- Problem to solve -
Only a number is expected: how many lines in the data below contain the word "surface".

Source material Start Marker

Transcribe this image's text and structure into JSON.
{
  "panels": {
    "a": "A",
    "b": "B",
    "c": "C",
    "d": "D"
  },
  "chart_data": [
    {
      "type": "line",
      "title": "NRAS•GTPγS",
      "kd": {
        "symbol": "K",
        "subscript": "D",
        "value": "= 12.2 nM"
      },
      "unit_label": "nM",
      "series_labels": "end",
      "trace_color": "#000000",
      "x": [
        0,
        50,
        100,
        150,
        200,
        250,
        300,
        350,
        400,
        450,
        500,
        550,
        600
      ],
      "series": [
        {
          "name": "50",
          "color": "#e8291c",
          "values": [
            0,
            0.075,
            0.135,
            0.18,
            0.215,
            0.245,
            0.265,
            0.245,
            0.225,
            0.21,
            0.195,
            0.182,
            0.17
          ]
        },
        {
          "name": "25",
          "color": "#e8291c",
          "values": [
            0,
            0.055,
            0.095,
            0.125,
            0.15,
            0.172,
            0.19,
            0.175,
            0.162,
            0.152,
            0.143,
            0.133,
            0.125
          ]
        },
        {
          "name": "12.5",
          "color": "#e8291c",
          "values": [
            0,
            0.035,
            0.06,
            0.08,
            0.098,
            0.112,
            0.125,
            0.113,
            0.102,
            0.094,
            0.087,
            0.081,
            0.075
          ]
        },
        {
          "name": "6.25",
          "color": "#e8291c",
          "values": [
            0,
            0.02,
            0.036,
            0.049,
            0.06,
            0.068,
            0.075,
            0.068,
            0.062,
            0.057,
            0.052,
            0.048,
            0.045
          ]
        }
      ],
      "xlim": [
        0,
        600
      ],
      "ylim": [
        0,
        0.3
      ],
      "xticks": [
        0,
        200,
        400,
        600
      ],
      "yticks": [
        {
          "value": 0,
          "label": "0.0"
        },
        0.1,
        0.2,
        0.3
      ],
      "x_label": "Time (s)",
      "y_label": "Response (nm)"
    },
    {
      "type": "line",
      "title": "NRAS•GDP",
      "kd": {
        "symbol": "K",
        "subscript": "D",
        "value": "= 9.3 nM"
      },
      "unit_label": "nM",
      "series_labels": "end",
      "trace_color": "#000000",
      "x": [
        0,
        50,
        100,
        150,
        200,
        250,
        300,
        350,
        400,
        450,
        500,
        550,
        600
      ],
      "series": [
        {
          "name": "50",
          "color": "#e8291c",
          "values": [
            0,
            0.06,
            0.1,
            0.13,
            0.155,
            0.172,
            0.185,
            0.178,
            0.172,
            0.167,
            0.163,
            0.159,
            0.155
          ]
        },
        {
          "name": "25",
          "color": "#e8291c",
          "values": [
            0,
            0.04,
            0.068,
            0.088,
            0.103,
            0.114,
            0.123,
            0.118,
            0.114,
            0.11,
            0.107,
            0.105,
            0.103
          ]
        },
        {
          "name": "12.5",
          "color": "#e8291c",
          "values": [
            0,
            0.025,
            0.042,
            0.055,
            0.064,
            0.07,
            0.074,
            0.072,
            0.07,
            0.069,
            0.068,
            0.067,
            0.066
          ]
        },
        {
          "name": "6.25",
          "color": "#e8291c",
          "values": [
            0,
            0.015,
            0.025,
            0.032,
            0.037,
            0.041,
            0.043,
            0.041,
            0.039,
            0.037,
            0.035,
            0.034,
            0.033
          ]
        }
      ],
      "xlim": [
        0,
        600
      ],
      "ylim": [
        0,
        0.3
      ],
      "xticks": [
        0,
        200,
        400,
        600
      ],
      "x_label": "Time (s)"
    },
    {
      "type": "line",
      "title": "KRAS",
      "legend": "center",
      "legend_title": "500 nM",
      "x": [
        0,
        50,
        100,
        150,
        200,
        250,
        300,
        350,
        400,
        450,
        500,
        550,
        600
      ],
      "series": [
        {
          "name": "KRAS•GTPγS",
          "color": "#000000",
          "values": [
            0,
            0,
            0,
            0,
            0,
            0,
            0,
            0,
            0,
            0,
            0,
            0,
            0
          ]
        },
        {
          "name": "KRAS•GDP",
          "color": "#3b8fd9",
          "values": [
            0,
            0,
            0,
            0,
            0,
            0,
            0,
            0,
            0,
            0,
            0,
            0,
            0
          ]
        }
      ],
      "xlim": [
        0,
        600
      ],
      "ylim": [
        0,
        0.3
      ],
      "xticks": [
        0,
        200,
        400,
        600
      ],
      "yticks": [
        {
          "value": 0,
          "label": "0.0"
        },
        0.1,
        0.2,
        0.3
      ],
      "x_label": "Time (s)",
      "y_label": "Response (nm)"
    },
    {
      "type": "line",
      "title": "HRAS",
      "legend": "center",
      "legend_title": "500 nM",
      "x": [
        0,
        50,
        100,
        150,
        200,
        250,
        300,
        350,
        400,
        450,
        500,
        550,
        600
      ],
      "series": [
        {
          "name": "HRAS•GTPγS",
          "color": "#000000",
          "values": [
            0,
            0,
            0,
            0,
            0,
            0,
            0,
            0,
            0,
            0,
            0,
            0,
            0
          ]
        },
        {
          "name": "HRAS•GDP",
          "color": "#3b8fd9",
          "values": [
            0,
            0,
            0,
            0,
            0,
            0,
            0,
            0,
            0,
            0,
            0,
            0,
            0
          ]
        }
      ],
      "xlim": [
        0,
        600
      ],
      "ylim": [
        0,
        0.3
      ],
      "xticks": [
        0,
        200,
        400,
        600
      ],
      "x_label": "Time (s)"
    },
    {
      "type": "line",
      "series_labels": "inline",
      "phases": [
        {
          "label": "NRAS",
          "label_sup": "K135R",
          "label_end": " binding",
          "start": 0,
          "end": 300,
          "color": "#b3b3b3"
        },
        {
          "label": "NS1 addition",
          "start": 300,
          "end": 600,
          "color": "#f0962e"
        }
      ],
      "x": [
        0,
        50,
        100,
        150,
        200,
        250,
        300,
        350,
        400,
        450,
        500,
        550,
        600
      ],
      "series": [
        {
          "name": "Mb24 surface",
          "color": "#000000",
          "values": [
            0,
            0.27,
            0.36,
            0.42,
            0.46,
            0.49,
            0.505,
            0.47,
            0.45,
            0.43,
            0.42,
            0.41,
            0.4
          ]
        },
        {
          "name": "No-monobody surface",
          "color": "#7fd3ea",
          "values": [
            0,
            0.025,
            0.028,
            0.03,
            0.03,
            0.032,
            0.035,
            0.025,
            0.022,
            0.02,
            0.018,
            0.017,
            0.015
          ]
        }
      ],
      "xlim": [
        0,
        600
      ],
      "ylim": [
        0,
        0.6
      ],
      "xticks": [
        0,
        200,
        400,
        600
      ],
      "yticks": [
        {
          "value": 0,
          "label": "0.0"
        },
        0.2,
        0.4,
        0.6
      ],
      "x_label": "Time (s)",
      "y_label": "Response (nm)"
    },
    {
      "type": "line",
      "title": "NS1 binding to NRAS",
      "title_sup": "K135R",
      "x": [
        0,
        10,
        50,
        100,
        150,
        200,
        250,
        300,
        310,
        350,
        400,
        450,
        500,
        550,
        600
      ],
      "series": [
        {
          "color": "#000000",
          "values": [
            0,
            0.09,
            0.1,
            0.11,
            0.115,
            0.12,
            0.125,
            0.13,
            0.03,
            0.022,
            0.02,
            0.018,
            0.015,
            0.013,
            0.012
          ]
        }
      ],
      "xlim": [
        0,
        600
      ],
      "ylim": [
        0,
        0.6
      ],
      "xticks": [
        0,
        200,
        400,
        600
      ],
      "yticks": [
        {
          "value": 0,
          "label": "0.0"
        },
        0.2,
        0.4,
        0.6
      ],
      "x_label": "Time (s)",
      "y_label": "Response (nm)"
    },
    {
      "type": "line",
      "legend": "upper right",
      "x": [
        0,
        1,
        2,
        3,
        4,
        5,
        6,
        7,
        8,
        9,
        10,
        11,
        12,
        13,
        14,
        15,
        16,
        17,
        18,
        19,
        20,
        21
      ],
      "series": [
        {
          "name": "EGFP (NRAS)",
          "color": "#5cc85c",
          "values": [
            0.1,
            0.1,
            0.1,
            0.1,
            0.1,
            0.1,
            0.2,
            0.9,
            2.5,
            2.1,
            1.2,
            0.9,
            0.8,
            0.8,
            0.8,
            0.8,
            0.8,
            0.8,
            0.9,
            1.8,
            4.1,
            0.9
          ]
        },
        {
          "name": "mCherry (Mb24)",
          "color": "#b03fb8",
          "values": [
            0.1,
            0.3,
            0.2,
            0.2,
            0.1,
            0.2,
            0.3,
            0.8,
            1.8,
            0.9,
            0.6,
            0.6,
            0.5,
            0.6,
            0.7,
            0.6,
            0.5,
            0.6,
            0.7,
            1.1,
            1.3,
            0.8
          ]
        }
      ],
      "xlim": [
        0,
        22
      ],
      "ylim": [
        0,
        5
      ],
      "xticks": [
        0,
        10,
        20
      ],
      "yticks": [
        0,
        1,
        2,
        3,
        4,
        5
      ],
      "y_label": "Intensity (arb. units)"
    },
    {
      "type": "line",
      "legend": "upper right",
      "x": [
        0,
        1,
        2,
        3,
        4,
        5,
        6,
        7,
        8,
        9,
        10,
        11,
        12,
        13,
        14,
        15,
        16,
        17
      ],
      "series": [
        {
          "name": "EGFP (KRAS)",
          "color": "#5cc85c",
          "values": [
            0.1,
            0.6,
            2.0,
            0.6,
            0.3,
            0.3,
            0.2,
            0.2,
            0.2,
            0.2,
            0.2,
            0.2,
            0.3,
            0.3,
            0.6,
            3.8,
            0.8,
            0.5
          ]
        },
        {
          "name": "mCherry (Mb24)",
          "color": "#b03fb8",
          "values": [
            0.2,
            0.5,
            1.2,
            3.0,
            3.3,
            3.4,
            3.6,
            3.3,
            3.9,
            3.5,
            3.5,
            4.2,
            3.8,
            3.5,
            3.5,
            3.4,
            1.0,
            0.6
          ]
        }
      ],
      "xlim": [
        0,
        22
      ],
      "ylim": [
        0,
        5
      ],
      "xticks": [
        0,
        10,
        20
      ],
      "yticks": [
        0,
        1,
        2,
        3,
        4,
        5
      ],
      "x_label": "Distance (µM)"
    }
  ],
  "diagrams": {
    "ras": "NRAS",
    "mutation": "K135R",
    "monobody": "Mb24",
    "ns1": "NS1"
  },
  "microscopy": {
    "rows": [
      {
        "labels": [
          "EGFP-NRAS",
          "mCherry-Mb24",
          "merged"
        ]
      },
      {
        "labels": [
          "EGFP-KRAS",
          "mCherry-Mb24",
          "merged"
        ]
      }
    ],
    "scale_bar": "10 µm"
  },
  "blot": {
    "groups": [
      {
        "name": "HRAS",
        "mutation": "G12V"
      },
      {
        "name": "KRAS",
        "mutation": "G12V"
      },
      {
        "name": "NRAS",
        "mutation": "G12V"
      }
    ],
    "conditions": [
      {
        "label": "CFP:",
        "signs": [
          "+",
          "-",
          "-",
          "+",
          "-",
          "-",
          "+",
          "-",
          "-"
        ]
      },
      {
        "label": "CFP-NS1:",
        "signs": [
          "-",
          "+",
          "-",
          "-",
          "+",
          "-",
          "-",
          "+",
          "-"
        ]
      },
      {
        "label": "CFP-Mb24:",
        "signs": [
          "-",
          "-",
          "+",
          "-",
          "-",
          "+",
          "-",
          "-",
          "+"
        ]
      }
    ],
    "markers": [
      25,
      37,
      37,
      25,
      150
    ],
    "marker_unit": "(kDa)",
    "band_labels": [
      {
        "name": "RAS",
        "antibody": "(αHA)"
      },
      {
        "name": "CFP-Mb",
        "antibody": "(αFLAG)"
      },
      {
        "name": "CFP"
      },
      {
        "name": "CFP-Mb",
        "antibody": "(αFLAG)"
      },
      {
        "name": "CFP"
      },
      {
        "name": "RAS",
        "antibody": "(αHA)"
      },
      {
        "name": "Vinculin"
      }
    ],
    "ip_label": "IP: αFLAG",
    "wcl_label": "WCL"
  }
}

Source material End Marker

- Reply -
2